Omit all pictures and give the records below again exactly as written.

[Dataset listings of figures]
-- START --

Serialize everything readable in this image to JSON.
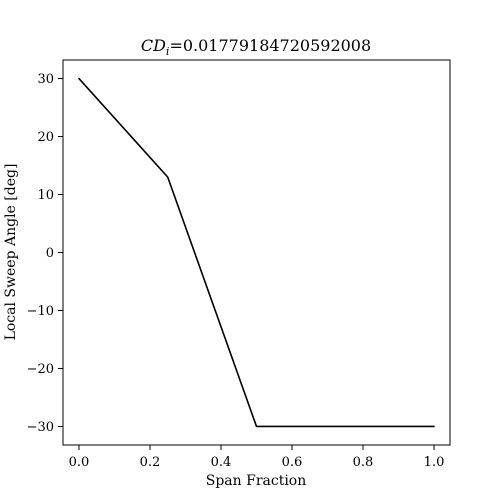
{
  "chart_data": {
    "type": "line",
    "title": {
      "prefix": "CD",
      "subscript": "i",
      "equals_value": "=0.01779184720592008"
    },
    "xlabel": "Span Fraction",
    "ylabel": "Local Sweep Angle [deg]",
    "xlim": [
      -0.045,
      1.045
    ],
    "ylim": [
      -33.2,
      33.2
    ],
    "xticks": [
      0.0,
      0.2,
      0.4,
      0.6,
      0.8,
      1.0
    ],
    "xtick_labels": [
      "0.0",
      "0.2",
      "0.4",
      "0.6",
      "0.8",
      "1.0"
    ],
    "yticks": [
      30,
      20,
      10,
      0,
      -10,
      -20,
      -30
    ],
    "ytick_labels": [
      "30",
      "20",
      "10",
      "0",
      "−10",
      "−20",
      "−30"
    ],
    "grid": false,
    "series": [
      {
        "color": "#000000",
        "x": [
          0.0,
          0.25,
          0.5,
          1.0
        ],
        "y": [
          30,
          13,
          -30,
          -30
        ]
      }
    ]
  }
}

-- END --

→ **The response**
Serialize everything readable in this image to JSON.
{
  "chart_data": {
    "type": "line",
    "title": {
      "prefix": "CD",
      "subscript": "i",
      "equals_value": "=0.01779184720592008"
    },
    "xlabel": "Span Fraction",
    "ylabel": "Local Sweep Angle [deg]",
    "xlim": [
      -0.045,
      1.045
    ],
    "ylim": [
      -33.2,
      33.2
    ],
    "xticks": [
      0.0,
      0.2,
      0.4,
      0.6,
      0.8,
      1.0
    ],
    "xtick_labels": [
      "0.0",
      "0.2",
      "0.4",
      "0.6",
      "0.8",
      "1.0"
    ],
    "yticks": [
      30,
      20,
      10,
      0,
      -10,
      -20,
      -30
    ],
    "ytick_labels": [
      "30",
      "20",
      "10",
      "0",
      "−10",
      "−20",
      "−30"
    ],
    "grid": false,
    "series": [
      {
        "color": "#000000",
        "x": [
          0.0,
          0.25,
          0.5,
          1.0
        ],
        "y": [
          30,
          13,
          -30,
          -30
        ]
      }
    ]
  }
}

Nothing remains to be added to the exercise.